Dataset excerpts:

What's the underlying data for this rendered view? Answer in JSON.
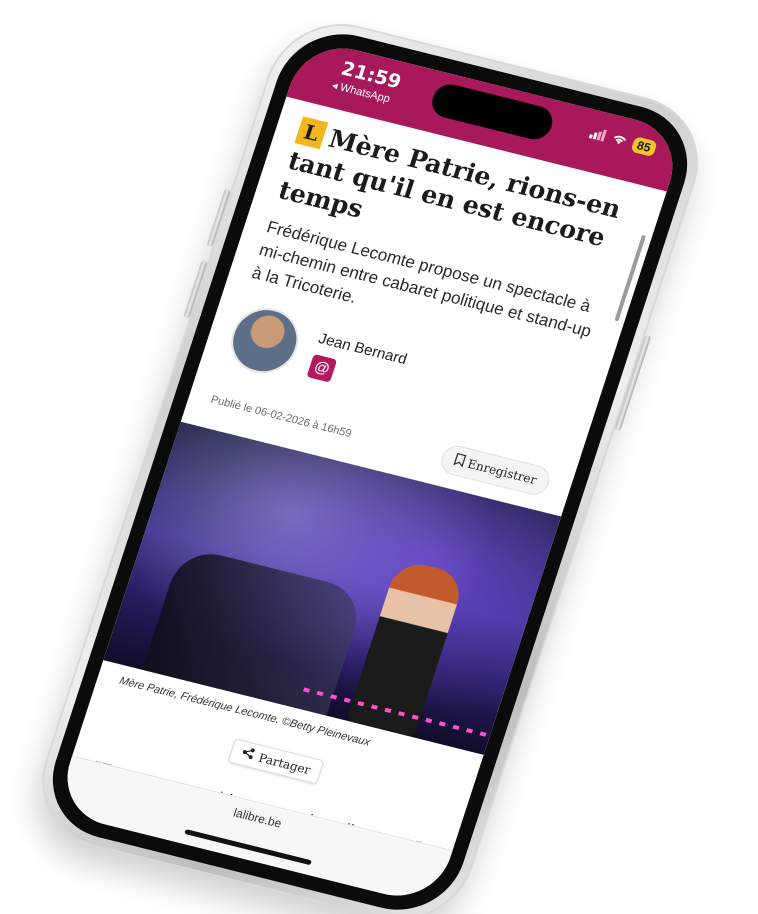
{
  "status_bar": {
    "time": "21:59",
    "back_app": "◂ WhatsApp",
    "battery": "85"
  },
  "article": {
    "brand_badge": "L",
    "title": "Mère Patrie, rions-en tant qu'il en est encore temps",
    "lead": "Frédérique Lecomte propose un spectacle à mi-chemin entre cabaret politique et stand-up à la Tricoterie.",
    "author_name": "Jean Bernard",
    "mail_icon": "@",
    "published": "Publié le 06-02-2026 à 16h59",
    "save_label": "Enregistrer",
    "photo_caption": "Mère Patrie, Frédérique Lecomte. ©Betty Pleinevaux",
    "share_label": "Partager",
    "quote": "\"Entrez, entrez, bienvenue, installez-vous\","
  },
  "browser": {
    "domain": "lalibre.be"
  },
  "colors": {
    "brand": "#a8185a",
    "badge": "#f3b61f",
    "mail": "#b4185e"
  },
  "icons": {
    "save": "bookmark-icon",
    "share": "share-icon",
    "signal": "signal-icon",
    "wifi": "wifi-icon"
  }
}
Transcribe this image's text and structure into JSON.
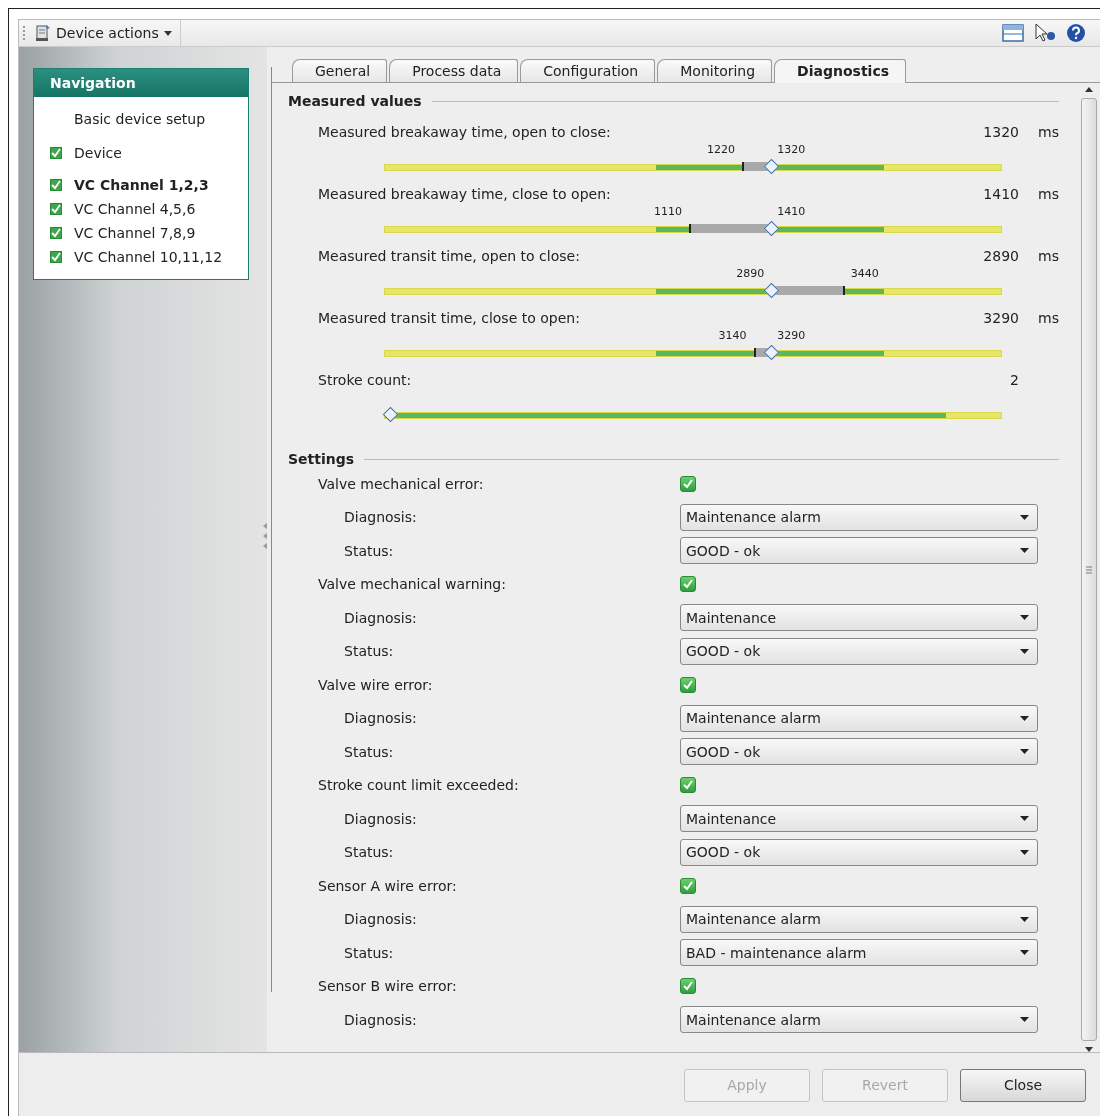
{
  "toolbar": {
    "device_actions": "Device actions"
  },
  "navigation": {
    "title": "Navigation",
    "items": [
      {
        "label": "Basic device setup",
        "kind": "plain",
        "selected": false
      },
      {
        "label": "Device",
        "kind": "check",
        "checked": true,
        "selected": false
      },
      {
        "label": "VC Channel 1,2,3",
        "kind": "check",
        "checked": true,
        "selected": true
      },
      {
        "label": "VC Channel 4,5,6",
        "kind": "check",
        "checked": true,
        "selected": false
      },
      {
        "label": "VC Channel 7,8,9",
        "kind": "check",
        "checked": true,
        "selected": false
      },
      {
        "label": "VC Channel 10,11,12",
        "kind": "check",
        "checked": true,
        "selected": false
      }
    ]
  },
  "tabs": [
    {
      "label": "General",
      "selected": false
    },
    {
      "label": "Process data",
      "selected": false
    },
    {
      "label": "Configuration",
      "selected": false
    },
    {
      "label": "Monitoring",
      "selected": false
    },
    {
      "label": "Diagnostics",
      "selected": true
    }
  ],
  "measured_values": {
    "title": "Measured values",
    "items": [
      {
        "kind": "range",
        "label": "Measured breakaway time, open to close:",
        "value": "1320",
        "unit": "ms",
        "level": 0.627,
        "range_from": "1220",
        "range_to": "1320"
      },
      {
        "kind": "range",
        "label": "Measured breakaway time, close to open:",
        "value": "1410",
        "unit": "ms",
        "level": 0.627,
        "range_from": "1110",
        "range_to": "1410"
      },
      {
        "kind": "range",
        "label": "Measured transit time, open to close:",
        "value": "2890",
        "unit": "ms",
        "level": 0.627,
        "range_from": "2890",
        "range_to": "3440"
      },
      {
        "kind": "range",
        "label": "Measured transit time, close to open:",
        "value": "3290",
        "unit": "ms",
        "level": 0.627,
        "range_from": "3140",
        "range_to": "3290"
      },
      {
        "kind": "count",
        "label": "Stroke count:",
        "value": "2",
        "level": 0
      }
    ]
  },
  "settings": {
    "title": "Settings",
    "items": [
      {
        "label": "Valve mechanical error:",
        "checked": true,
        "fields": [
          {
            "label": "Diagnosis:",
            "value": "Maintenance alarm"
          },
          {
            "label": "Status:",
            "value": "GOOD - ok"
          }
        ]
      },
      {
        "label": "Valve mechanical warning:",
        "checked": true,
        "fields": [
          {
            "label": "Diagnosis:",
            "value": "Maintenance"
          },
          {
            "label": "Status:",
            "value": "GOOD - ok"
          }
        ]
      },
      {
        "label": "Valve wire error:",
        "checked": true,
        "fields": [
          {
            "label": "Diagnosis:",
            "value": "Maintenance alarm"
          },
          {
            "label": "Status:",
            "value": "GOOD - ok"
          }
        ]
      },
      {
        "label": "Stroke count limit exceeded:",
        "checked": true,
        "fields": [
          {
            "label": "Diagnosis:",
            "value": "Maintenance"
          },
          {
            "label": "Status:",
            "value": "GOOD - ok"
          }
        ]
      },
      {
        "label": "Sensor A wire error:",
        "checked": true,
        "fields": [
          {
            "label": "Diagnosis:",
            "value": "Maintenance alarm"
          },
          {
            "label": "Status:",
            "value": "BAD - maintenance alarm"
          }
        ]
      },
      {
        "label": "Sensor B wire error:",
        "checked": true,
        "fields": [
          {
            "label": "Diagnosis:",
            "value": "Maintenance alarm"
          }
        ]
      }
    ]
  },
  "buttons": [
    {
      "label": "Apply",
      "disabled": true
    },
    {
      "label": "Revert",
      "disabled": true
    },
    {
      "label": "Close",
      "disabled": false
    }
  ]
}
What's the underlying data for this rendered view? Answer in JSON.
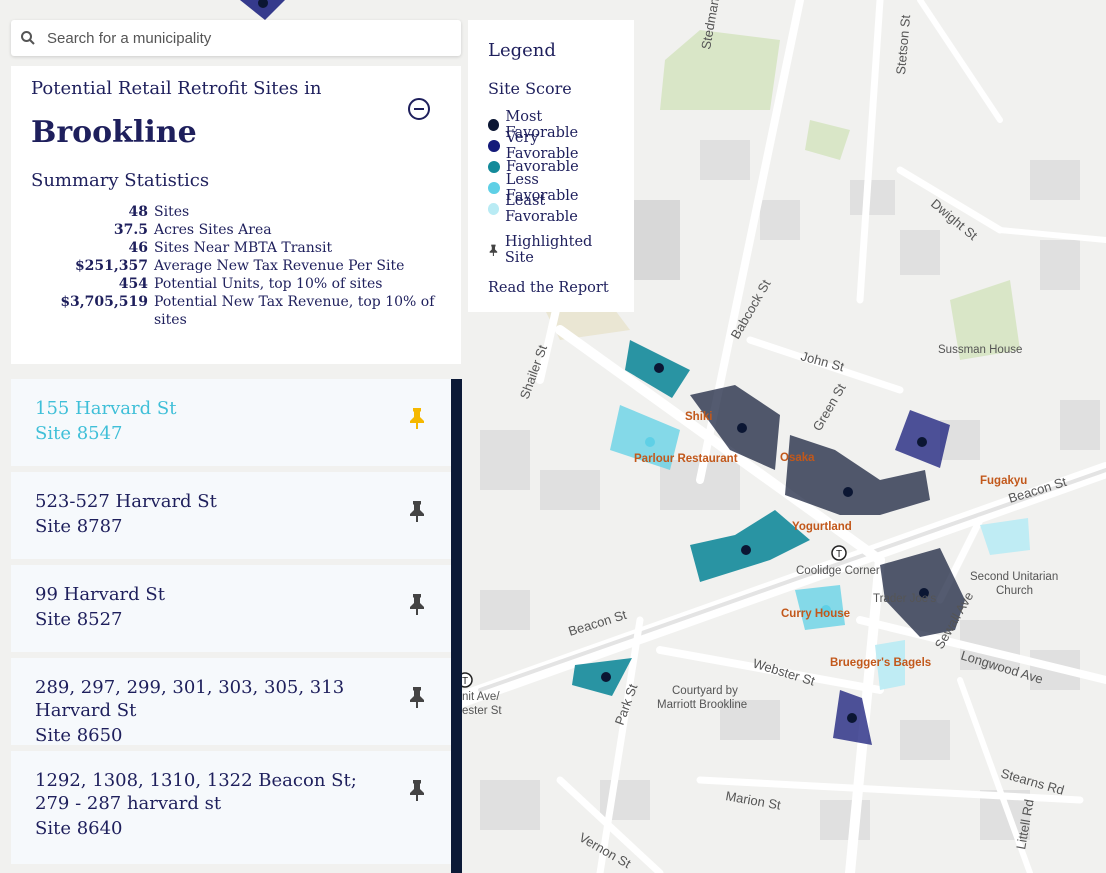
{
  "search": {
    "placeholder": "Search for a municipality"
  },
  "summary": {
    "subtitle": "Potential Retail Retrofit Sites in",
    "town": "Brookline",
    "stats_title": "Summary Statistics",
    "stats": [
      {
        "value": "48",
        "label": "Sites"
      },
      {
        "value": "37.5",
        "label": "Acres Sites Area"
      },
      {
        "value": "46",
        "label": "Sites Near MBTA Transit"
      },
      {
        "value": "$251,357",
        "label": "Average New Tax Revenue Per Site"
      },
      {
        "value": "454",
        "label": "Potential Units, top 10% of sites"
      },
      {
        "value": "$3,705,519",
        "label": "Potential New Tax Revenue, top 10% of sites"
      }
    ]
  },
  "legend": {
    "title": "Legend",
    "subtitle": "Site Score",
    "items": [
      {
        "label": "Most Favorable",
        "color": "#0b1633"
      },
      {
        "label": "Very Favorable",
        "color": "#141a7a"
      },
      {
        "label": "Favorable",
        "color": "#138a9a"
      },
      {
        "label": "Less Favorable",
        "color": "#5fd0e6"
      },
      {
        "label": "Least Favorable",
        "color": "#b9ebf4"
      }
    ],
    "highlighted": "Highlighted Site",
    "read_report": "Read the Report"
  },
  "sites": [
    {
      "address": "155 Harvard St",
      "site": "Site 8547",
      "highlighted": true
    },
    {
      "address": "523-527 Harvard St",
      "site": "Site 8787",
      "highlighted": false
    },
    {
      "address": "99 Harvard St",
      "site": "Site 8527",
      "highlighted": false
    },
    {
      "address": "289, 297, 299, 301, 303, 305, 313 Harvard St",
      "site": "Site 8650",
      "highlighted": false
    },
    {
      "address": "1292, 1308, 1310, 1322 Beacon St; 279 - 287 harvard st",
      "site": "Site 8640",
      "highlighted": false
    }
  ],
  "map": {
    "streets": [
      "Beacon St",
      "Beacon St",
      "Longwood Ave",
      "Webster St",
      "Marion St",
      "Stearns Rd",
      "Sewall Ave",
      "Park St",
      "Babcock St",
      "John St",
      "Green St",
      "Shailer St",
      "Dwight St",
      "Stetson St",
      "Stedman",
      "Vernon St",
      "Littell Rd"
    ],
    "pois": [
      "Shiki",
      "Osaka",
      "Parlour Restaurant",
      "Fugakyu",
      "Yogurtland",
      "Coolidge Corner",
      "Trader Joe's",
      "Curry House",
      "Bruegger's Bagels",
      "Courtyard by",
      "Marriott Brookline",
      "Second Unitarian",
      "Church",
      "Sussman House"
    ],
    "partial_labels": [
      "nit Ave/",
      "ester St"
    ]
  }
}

TASK PROMPT: Write out each line of the data exactly; the images should be left out.

WORKED SOLUTION:
What's the underlying data for this rendered view? Answer in JSON.
{
  "status_bar": {
    "time": "21:59",
    "back_app": "◂ WhatsApp",
    "battery": "85"
  },
  "article": {
    "brand_badge": "L",
    "title": "Mère Patrie, rions-en tant qu'il en est encore temps",
    "lead": "Frédérique Lecomte propose un spectacle à mi-chemin entre cabaret politique et stand-up à la Tricoterie.",
    "author_name": "Jean Bernard",
    "mail_icon": "@",
    "published": "Publié le 06-02-2026 à 16h59",
    "save_label": "Enregistrer",
    "photo_caption": "Mère Patrie, Frédérique Lecomte. ©Betty Pleinevaux",
    "share_label": "Partager",
    "quote": "\"Entrez, entrez, bienvenue, installez-vous\","
  },
  "browser": {
    "domain": "lalibre.be"
  },
  "colors": {
    "brand": "#a8185a",
    "badge": "#f3b61f",
    "mail": "#b4185e"
  },
  "icons": {
    "save": "bookmark-icon",
    "share": "share-icon",
    "signal": "signal-icon",
    "wifi": "wifi-icon"
  }
}
Transcribe this image's text and structure into JSON.
{
  "toolbar": {
    "device_actions": "Device actions"
  },
  "navigation": {
    "title": "Navigation",
    "items": [
      {
        "label": "Basic device setup",
        "kind": "plain",
        "selected": false
      },
      {
        "label": "Device",
        "kind": "check",
        "checked": true,
        "selected": false
      },
      {
        "label": "VC Channel 1,2,3",
        "kind": "check",
        "checked": true,
        "selected": true
      },
      {
        "label": "VC Channel 4,5,6",
        "kind": "check",
        "checked": true,
        "selected": false
      },
      {
        "label": "VC Channel 7,8,9",
        "kind": "check",
        "checked": true,
        "selected": false
      },
      {
        "label": "VC Channel 10,11,12",
        "kind": "check",
        "checked": true,
        "selected": false
      }
    ]
  },
  "tabs": [
    {
      "label": "General",
      "selected": false
    },
    {
      "label": "Process data",
      "selected": false
    },
    {
      "label": "Configuration",
      "selected": false
    },
    {
      "label": "Monitoring",
      "selected": false
    },
    {
      "label": "Diagnostics",
      "selected": true
    }
  ],
  "measured_values": {
    "title": "Measured values",
    "items": [
      {
        "kind": "range",
        "label": "Measured breakaway time, open to close:",
        "value": "1320",
        "unit": "ms",
        "level": 0.627,
        "range_from": "1220",
        "range_to": "1320"
      },
      {
        "kind": "range",
        "label": "Measured breakaway time, close to open:",
        "value": "1410",
        "unit": "ms",
        "level": 0.627,
        "range_from": "1110",
        "range_to": "1410"
      },
      {
        "kind": "range",
        "label": "Measured transit time, open to close:",
        "value": "2890",
        "unit": "ms",
        "level": 0.627,
        "range_from": "2890",
        "range_to": "3440"
      },
      {
        "kind": "range",
        "label": "Measured transit time, close to open:",
        "value": "3290",
        "unit": "ms",
        "level": 0.627,
        "range_from": "3140",
        "range_to": "3290"
      },
      {
        "kind": "count",
        "label": "Stroke count:",
        "value": "2",
        "level": 0
      }
    ]
  },
  "settings": {
    "title": "Settings",
    "items": [
      {
        "label": "Valve mechanical error:",
        "checked": true,
        "fields": [
          {
            "label": "Diagnosis:",
            "value": "Maintenance alarm"
          },
          {
            "label": "Status:",
            "value": "GOOD - ok"
          }
        ]
      },
      {
        "label": "Valve mechanical warning:",
        "checked": true,
        "fields": [
          {
            "label": "Diagnosis:",
            "value": "Maintenance"
          },
          {
            "label": "Status:",
            "value": "GOOD - ok"
          }
        ]
      },
      {
        "label": "Valve wire error:",
        "checked": true,
        "fields": [
          {
            "label": "Diagnosis:",
            "value": "Maintenance alarm"
          },
          {
            "label": "Status:",
            "value": "GOOD - ok"
          }
        ]
      },
      {
        "label": "Stroke count limit exceeded:",
        "checked": true,
        "fields": [
          {
            "label": "Diagnosis:",
            "value": "Maintenance"
          },
          {
            "label": "Status:",
            "value": "GOOD - ok"
          }
        ]
      },
      {
        "label": "Sensor A wire error:",
        "checked": true,
        "fields": [
          {
            "label": "Diagnosis:",
            "value": "Maintenance alarm"
          },
          {
            "label": "Status:",
            "value": "BAD - maintenance alarm"
          }
        ]
      },
      {
        "label": "Sensor B wire error:",
        "checked": true,
        "fields": [
          {
            "label": "Diagnosis:",
            "value": "Maintenance alarm"
          }
        ]
      }
    ]
  },
  "buttons": [
    {
      "label": "Apply",
      "disabled": true
    },
    {
      "label": "Revert",
      "disabled": true
    },
    {
      "label": "Close",
      "disabled": false
    }
  ]
}
What's the underlying data for this rendered view? Answer in JSON.
{
  "search": {
    "placeholder": "Search for a municipality"
  },
  "summary": {
    "subtitle": "Potential Retail Retrofit Sites in",
    "town": "Brookline",
    "stats_title": "Summary Statistics",
    "stats": [
      {
        "value": "48",
        "label": "Sites"
      },
      {
        "value": "37.5",
        "label": "Acres Sites Area"
      },
      {
        "value": "46",
        "label": "Sites Near MBTA Transit"
      },
      {
        "value": "$251,357",
        "label": "Average New Tax Revenue Per Site"
      },
      {
        "value": "454",
        "label": "Potential Units, top 10% of sites"
      },
      {
        "value": "$3,705,519",
        "label": "Potential New Tax Revenue, top 10% of sites"
      }
    ]
  },
  "legend": {
    "title": "Legend",
    "subtitle": "Site Score",
    "items": [
      {
        "label": "Most Favorable",
        "color": "#0b1633"
      },
      {
        "label": "Very Favorable",
        "color": "#141a7a"
      },
      {
        "label": "Favorable",
        "color": "#138a9a"
      },
      {
        "label": "Less Favorable",
        "color": "#5fd0e6"
      },
      {
        "label": "Least Favorable",
        "color": "#b9ebf4"
      }
    ],
    "highlighted": "Highlighted Site",
    "read_report": "Read the Report"
  },
  "sites": [
    {
      "address": "155 Harvard St",
      "site": "Site 8547",
      "highlighted": true
    },
    {
      "address": "523-527 Harvard St",
      "site": "Site 8787",
      "highlighted": false
    },
    {
      "address": "99 Harvard St",
      "site": "Site 8527",
      "highlighted": false
    },
    {
      "address": "289, 297, 299, 301, 303, 305, 313 Harvard St",
      "site": "Site 8650",
      "highlighted": false
    },
    {
      "address": "1292, 1308, 1310, 1322 Beacon St; 279 - 287 harvard st",
      "site": "Site 8640",
      "highlighted": false
    }
  ],
  "map": {
    "streets": [
      "Beacon St",
      "Beacon St",
      "Longwood Ave",
      "Webster St",
      "Marion St",
      "Stearns Rd",
      "Sewall Ave",
      "Park St",
      "Babcock St",
      "John St",
      "Green St",
      "Shailer St",
      "Dwight St",
      "Stetson St",
      "Stedman",
      "Vernon St",
      "Littell Rd"
    ],
    "pois": [
      "Shiki",
      "Osaka",
      "Parlour Restaurant",
      "Fugakyu",
      "Yogurtland",
      "Coolidge Corner",
      "Trader Joe's",
      "Curry House",
      "Bruegger's Bagels",
      "Courtyard by",
      "Marriott Brookline",
      "Second Unitarian",
      "Church",
      "Sussman House"
    ],
    "partial_labels": [
      "nit Ave/",
      "ester St"
    ]
  }
}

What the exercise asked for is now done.